• **Brief**
What follows is a set of records, each of which is to be written out exactly.

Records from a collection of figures
- - -

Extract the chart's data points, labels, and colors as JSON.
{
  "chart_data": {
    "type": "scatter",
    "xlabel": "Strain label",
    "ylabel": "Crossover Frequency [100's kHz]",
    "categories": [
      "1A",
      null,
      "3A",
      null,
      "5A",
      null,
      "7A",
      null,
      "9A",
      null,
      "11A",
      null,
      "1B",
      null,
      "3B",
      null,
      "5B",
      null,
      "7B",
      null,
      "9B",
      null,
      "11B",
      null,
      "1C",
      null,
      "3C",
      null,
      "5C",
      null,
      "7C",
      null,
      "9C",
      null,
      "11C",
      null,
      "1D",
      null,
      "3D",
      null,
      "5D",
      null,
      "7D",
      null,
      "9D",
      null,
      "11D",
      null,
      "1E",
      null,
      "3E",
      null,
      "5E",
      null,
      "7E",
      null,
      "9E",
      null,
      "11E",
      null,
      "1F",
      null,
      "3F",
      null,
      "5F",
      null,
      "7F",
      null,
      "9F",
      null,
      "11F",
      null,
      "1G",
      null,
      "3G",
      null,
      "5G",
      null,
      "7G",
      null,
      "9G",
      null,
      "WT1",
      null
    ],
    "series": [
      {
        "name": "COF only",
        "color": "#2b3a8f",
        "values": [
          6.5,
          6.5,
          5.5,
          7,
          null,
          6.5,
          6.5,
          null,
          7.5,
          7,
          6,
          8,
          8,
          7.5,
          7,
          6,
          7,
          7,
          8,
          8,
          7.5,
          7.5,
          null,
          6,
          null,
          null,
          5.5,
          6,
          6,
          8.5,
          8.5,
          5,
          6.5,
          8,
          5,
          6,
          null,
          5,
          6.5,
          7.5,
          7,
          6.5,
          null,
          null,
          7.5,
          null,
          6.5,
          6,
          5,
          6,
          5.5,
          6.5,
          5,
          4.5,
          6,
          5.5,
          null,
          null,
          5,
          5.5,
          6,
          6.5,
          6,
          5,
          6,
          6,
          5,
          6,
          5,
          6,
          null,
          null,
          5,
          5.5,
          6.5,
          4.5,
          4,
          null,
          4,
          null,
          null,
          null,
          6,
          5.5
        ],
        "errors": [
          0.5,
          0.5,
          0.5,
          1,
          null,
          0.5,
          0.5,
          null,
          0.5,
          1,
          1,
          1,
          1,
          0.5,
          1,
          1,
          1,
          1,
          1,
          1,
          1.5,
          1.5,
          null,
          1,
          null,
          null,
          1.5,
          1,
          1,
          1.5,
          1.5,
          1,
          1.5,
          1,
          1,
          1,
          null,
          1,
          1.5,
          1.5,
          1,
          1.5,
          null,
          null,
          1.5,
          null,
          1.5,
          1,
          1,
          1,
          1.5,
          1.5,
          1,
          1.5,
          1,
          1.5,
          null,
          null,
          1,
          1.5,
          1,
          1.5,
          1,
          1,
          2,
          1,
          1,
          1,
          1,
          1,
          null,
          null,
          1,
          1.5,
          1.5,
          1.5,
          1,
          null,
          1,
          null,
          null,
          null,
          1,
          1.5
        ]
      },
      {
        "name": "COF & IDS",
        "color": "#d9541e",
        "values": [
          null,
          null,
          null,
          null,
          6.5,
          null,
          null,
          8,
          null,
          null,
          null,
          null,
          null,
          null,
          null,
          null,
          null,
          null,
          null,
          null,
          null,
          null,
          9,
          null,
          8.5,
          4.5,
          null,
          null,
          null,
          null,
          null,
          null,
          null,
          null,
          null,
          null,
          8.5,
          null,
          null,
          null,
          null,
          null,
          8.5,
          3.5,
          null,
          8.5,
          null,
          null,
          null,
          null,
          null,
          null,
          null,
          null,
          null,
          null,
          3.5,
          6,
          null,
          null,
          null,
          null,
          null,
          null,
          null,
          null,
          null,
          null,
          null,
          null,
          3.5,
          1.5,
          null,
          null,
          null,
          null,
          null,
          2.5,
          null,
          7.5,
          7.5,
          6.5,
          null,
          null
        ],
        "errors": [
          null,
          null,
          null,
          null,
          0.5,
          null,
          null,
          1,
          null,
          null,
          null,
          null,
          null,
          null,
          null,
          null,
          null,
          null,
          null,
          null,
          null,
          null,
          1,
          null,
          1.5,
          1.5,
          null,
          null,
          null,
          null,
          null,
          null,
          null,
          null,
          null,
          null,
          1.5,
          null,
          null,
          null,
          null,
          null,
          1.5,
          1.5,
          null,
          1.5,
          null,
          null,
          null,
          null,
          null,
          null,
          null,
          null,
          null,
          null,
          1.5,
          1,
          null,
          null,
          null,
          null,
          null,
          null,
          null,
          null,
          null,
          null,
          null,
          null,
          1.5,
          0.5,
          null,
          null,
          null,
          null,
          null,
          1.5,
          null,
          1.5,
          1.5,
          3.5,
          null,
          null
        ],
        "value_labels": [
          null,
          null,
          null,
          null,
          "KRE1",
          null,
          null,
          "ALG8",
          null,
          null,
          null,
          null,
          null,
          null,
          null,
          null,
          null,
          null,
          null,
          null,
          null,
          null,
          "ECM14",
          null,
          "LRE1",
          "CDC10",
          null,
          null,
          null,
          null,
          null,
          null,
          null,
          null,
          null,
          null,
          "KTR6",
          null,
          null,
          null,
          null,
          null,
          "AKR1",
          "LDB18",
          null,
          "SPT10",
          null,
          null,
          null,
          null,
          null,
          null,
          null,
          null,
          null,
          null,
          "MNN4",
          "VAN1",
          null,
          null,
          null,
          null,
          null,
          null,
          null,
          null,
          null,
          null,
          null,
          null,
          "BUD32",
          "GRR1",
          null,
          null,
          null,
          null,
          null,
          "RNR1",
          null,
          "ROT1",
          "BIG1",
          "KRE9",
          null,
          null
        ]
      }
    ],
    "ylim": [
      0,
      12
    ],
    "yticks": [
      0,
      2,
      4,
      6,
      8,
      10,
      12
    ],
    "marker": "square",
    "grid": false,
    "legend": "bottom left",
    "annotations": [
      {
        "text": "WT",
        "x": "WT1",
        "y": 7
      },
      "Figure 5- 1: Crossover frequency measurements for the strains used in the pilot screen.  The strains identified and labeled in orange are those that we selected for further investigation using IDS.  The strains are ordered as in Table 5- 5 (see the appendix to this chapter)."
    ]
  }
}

- - -

• **Response to the task**
Extract the chart's data points, labels, and colors as JSON.
{
  "chart_data": {
    "type": "scatter",
    "xlabel": "Strain label",
    "ylabel": "Crossover Frequency [100's kHz]",
    "categories": [
      "1A",
      null,
      "3A",
      null,
      "5A",
      null,
      "7A",
      null,
      "9A",
      null,
      "11A",
      null,
      "1B",
      null,
      "3B",
      null,
      "5B",
      null,
      "7B",
      null,
      "9B",
      null,
      "11B",
      null,
      "1C",
      null,
      "3C",
      null,
      "5C",
      null,
      "7C",
      null,
      "9C",
      null,
      "11C",
      null,
      "1D",
      null,
      "3D",
      null,
      "5D",
      null,
      "7D",
      null,
      "9D",
      null,
      "11D",
      null,
      "1E",
      null,
      "3E",
      null,
      "5E",
      null,
      "7E",
      null,
      "9E",
      null,
      "11E",
      null,
      "1F",
      null,
      "3F",
      null,
      "5F",
      null,
      "7F",
      null,
      "9F",
      null,
      "11F",
      null,
      "1G",
      null,
      "3G",
      null,
      "5G",
      null,
      "7G",
      null,
      "9G",
      null,
      "WT1",
      null
    ],
    "series": [
      {
        "name": "COF only",
        "color": "#2b3a8f",
        "values": [
          6.5,
          6.5,
          5.5,
          7,
          null,
          6.5,
          6.5,
          null,
          7.5,
          7,
          6,
          8,
          8,
          7.5,
          7,
          6,
          7,
          7,
          8,
          8,
          7.5,
          7.5,
          null,
          6,
          null,
          null,
          5.5,
          6,
          6,
          8.5,
          8.5,
          5,
          6.5,
          8,
          5,
          6,
          null,
          5,
          6.5,
          7.5,
          7,
          6.5,
          null,
          null,
          7.5,
          null,
          6.5,
          6,
          5,
          6,
          5.5,
          6.5,
          5,
          4.5,
          6,
          5.5,
          null,
          null,
          5,
          5.5,
          6,
          6.5,
          6,
          5,
          6,
          6,
          5,
          6,
          5,
          6,
          null,
          null,
          5,
          5.5,
          6.5,
          4.5,
          4,
          null,
          4,
          null,
          null,
          null,
          6,
          5.5
        ],
        "errors": [
          0.5,
          0.5,
          0.5,
          1,
          null,
          0.5,
          0.5,
          null,
          0.5,
          1,
          1,
          1,
          1,
          0.5,
          1,
          1,
          1,
          1,
          1,
          1,
          1.5,
          1.5,
          null,
          1,
          null,
          null,
          1.5,
          1,
          1,
          1.5,
          1.5,
          1,
          1.5,
          1,
          1,
          1,
          null,
          1,
          1.5,
          1.5,
          1,
          1.5,
          null,
          null,
          1.5,
          null,
          1.5,
          1,
          1,
          1,
          1.5,
          1.5,
          1,
          1.5,
          1,
          1.5,
          null,
          null,
          1,
          1.5,
          1,
          1.5,
          1,
          1,
          2,
          1,
          1,
          1,
          1,
          1,
          null,
          null,
          1,
          1.5,
          1.5,
          1.5,
          1,
          null,
          1,
          null,
          null,
          null,
          1,
          1.5
        ]
      },
      {
        "name": "COF & IDS",
        "color": "#d9541e",
        "values": [
          null,
          null,
          null,
          null,
          6.5,
          null,
          null,
          8,
          null,
          null,
          null,
          null,
          null,
          null,
          null,
          null,
          null,
          null,
          null,
          null,
          null,
          null,
          9,
          null,
          8.5,
          4.5,
          null,
          null,
          null,
          null,
          null,
          null,
          null,
          null,
          null,
          null,
          8.5,
          null,
          null,
          null,
          null,
          null,
          8.5,
          3.5,
          null,
          8.5,
          null,
          null,
          null,
          null,
          null,
          null,
          null,
          null,
          null,
          null,
          3.5,
          6,
          null,
          null,
          null,
          null,
          null,
          null,
          null,
          null,
          null,
          null,
          null,
          null,
          3.5,
          1.5,
          null,
          null,
          null,
          null,
          null,
          2.5,
          null,
          7.5,
          7.5,
          6.5,
          null,
          null
        ],
        "errors": [
          null,
          null,
          null,
          null,
          0.5,
          null,
          null,
          1,
          null,
          null,
          null,
          null,
          null,
          null,
          null,
          null,
          null,
          null,
          null,
          null,
          null,
          null,
          1,
          null,
          1.5,
          1.5,
          null,
          null,
          null,
          null,
          null,
          null,
          null,
          null,
          null,
          null,
          1.5,
          null,
          null,
          null,
          null,
          null,
          1.5,
          1.5,
          null,
          1.5,
          null,
          null,
          null,
          null,
          null,
          null,
          null,
          null,
          null,
          null,
          1.5,
          1,
          null,
          null,
          null,
          null,
          null,
          null,
          null,
          null,
          null,
          null,
          null,
          null,
          1.5,
          0.5,
          null,
          null,
          null,
          null,
          null,
          1.5,
          null,
          1.5,
          1.5,
          3.5,
          null,
          null
        ],
        "value_labels": [
          null,
          null,
          null,
          null,
          "KRE1",
          null,
          null,
          "ALG8",
          null,
          null,
          null,
          null,
          null,
          null,
          null,
          null,
          null,
          null,
          null,
          null,
          null,
          null,
          "ECM14",
          null,
          "LRE1",
          "CDC10",
          null,
          null,
          null,
          null,
          null,
          null,
          null,
          null,
          null,
          null,
          "KTR6",
          null,
          null,
          null,
          null,
          null,
          "AKR1",
          "LDB18",
          null,
          "SPT10",
          null,
          null,
          null,
          null,
          null,
          null,
          null,
          null,
          null,
          null,
          "MNN4",
          "VAN1",
          null,
          null,
          null,
          null,
          null,
          null,
          null,
          null,
          null,
          null,
          null,
          null,
          "BUD32",
          "GRR1",
          null,
          null,
          null,
          null,
          null,
          "RNR1",
          null,
          "ROT1",
          "BIG1",
          "KRE9",
          null,
          null
        ]
      }
    ],
    "ylim": [
      0,
      12
    ],
    "yticks": [
      0,
      2,
      4,
      6,
      8,
      10,
      12
    ],
    "marker": "square",
    "grid": false,
    "legend": "bottom left",
    "annotations": [
      {
        "text": "WT",
        "x": "WT1",
        "y": 7
      },
      "Figure 5- 1: Crossover frequency measurements for the strains used in the pilot screen.  The strains identified and labeled in orange are those that we selected for further investigation using IDS.  The strains are ordered as in Table 5- 5 (see the appendix to this chapter)."
    ]
  }
}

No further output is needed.